Write out all the data again, exactly as it stands.

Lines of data
• • •

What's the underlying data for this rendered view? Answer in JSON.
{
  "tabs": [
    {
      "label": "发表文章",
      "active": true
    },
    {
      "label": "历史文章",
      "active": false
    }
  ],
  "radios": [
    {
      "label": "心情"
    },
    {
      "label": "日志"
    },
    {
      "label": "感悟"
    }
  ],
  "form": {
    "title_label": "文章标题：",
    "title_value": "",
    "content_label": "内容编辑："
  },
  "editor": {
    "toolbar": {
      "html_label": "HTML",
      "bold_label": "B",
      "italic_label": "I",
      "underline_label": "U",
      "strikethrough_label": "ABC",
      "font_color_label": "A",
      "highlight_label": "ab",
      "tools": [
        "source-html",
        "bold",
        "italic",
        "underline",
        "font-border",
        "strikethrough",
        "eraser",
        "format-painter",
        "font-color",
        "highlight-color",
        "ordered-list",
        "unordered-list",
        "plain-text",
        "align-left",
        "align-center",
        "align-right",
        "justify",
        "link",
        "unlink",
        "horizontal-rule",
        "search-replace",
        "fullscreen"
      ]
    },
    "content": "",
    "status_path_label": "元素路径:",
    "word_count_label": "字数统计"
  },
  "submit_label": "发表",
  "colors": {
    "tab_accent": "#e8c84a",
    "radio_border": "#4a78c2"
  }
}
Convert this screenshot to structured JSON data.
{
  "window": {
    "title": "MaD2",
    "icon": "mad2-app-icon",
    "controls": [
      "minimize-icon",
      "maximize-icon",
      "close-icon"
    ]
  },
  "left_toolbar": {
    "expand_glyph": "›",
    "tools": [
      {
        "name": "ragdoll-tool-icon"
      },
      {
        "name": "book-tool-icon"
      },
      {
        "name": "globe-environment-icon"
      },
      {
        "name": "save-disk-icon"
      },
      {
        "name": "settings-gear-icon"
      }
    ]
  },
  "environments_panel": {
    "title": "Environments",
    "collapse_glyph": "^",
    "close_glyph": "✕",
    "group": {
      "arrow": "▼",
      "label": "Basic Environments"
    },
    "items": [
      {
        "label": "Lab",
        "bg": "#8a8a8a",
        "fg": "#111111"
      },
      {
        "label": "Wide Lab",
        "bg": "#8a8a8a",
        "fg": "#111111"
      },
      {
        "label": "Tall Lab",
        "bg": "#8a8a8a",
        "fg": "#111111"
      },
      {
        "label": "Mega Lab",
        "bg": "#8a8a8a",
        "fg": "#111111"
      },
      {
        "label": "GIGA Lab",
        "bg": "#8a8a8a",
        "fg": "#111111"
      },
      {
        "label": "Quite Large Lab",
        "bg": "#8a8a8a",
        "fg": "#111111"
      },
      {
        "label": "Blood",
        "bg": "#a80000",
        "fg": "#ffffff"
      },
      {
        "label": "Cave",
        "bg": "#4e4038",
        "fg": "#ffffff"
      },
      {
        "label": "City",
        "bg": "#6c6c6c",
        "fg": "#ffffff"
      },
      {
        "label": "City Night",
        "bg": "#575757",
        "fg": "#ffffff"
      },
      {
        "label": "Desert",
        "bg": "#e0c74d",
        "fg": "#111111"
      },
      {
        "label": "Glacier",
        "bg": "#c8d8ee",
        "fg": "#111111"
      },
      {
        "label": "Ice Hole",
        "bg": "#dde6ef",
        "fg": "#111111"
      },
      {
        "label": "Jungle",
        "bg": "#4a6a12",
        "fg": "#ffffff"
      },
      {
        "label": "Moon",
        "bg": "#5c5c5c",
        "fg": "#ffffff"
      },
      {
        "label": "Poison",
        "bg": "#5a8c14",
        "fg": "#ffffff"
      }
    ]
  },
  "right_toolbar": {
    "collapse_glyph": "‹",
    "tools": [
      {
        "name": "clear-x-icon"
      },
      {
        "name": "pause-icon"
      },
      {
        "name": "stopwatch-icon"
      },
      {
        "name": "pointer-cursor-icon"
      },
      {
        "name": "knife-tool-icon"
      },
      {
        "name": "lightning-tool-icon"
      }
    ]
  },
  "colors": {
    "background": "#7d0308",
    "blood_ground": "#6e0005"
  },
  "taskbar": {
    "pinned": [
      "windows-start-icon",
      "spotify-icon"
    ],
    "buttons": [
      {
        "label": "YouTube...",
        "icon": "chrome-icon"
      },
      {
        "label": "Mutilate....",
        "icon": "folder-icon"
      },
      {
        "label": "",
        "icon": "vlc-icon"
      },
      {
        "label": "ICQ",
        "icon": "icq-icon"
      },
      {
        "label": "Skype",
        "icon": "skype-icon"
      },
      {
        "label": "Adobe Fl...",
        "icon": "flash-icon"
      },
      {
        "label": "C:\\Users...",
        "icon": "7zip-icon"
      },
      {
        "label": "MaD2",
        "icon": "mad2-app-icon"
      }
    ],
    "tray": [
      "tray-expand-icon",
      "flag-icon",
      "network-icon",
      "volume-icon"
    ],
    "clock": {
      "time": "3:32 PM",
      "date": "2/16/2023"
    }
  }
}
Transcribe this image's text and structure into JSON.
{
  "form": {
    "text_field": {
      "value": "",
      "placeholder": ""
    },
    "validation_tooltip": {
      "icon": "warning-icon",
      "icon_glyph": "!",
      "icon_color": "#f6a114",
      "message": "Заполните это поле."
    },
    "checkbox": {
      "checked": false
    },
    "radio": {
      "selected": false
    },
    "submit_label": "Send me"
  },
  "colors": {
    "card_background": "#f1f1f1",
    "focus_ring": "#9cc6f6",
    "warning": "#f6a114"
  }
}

• • •

EXERCISE RESPONSE
What's the underlying data for this rendered view? Answer in JSON.
{
  "tabs": [
    {
      "label": "发表文章",
      "active": true
    },
    {
      "label": "历史文章",
      "active": false
    }
  ],
  "radios": [
    {
      "label": "心情"
    },
    {
      "label": "日志"
    },
    {
      "label": "感悟"
    }
  ],
  "form": {
    "title_label": "文章标题：",
    "title_value": "",
    "content_label": "内容编辑："
  },
  "editor": {
    "toolbar": {
      "html_label": "HTML",
      "bold_label": "B",
      "italic_label": "I",
      "underline_label": "U",
      "strikethrough_label": "ABC",
      "font_color_label": "A",
      "highlight_label": "ab",
      "tools": [
        "source-html",
        "bold",
        "italic",
        "underline",
        "font-border",
        "strikethrough",
        "eraser",
        "format-painter",
        "font-color",
        "highlight-color",
        "ordered-list",
        "unordered-list",
        "plain-text",
        "align-left",
        "align-center",
        "align-right",
        "justify",
        "link",
        "unlink",
        "horizontal-rule",
        "search-replace",
        "fullscreen"
      ]
    },
    "content": "",
    "status_path_label": "元素路径:",
    "word_count_label": "字数统计"
  },
  "submit_label": "发表",
  "colors": {
    "tab_accent": "#e8c84a",
    "radio_border": "#4a78c2"
  }
}
Convert this screenshot to structured JSON data.
{
  "window": {
    "title": "MaD2",
    "icon": "mad2-app-icon",
    "controls": [
      "minimize-icon",
      "maximize-icon",
      "close-icon"
    ]
  },
  "left_toolbar": {
    "expand_glyph": "›",
    "tools": [
      {
        "name": "ragdoll-tool-icon"
      },
      {
        "name": "book-tool-icon"
      },
      {
        "name": "globe-environment-icon"
      },
      {
        "name": "save-disk-icon"
      },
      {
        "name": "settings-gear-icon"
      }
    ]
  },
  "environments_panel": {
    "title": "Environments",
    "collapse_glyph": "^",
    "close_glyph": "✕",
    "group": {
      "arrow": "▼",
      "label": "Basic Environments"
    },
    "items": [
      {
        "label": "Lab",
        "bg": "#8a8a8a",
        "fg": "#111111"
      },
      {
        "label": "Wide Lab",
        "bg": "#8a8a8a",
        "fg": "#111111"
      },
      {
        "label": "Tall Lab",
        "bg": "#8a8a8a",
        "fg": "#111111"
      },
      {
        "label": "Mega Lab",
        "bg": "#8a8a8a",
        "fg": "#111111"
      },
      {
        "label": "GIGA Lab",
        "bg": "#8a8a8a",
        "fg": "#111111"
      },
      {
        "label": "Quite Large Lab",
        "bg": "#8a8a8a",
        "fg": "#111111"
      },
      {
        "label": "Blood",
        "bg": "#a80000",
        "fg": "#ffffff"
      },
      {
        "label": "Cave",
        "bg": "#4e4038",
        "fg": "#ffffff"
      },
      {
        "label": "City",
        "bg": "#6c6c6c",
        "fg": "#ffffff"
      },
      {
        "label": "City Night",
        "bg": "#575757",
        "fg": "#ffffff"
      },
      {
        "label": "Desert",
        "bg": "#e0c74d",
        "fg": "#111111"
      },
      {
        "label": "Glacier",
        "bg": "#c8d8ee",
        "fg": "#111111"
      },
      {
        "label": "Ice Hole",
        "bg": "#dde6ef",
        "fg": "#111111"
      },
      {
        "label": "Jungle",
        "bg": "#4a6a12",
        "fg": "#ffffff"
      },
      {
        "label": "Moon",
        "bg": "#5c5c5c",
        "fg": "#ffffff"
      },
      {
        "label": "Poison",
        "bg": "#5a8c14",
        "fg": "#ffffff"
      }
    ]
  },
  "right_toolbar": {
    "collapse_glyph": "‹",
    "tools": [
      {
        "name": "clear-x-icon"
      },
      {
        "name": "pause-icon"
      },
      {
        "name": "stopwatch-icon"
      },
      {
        "name": "pointer-cursor-icon"
      },
      {
        "name": "knife-tool-icon"
      },
      {
        "name": "lightning-tool-icon"
      }
    ]
  },
  "colors": {
    "background": "#7d0308",
    "blood_ground": "#6e0005"
  },
  "taskbar": {
    "pinned": [
      "windows-start-icon",
      "spotify-icon"
    ],
    "buttons": [
      {
        "label": "YouTube...",
        "icon": "chrome-icon"
      },
      {
        "label": "Mutilate....",
        "icon": "folder-icon"
      },
      {
        "label": "",
        "icon": "vlc-icon"
      },
      {
        "label": "ICQ",
        "icon": "icq-icon"
      },
      {
        "label": "Skype",
        "icon": "skype-icon"
      },
      {
        "label": "Adobe Fl...",
        "icon": "flash-icon"
      },
      {
        "label": "C:\\Users...",
        "icon": "7zip-icon"
      },
      {
        "label": "MaD2",
        "icon": "mad2-app-icon"
      }
    ],
    "tray": [
      "tray-expand-icon",
      "flag-icon",
      "network-icon",
      "volume-icon"
    ],
    "clock": {
      "time": "3:32 PM",
      "date": "2/16/2023"
    }
  }
}
Transcribe this image's text and structure into JSON.
{
  "form": {
    "text_field": {
      "value": "",
      "placeholder": ""
    },
    "validation_tooltip": {
      "icon": "warning-icon",
      "icon_glyph": "!",
      "icon_color": "#f6a114",
      "message": "Заполните это поле."
    },
    "checkbox": {
      "checked": false
    },
    "radio": {
      "selected": false
    },
    "submit_label": "Send me"
  },
  "colors": {
    "card_background": "#f1f1f1",
    "focus_ring": "#9cc6f6",
    "warning": "#f6a114"
  }
}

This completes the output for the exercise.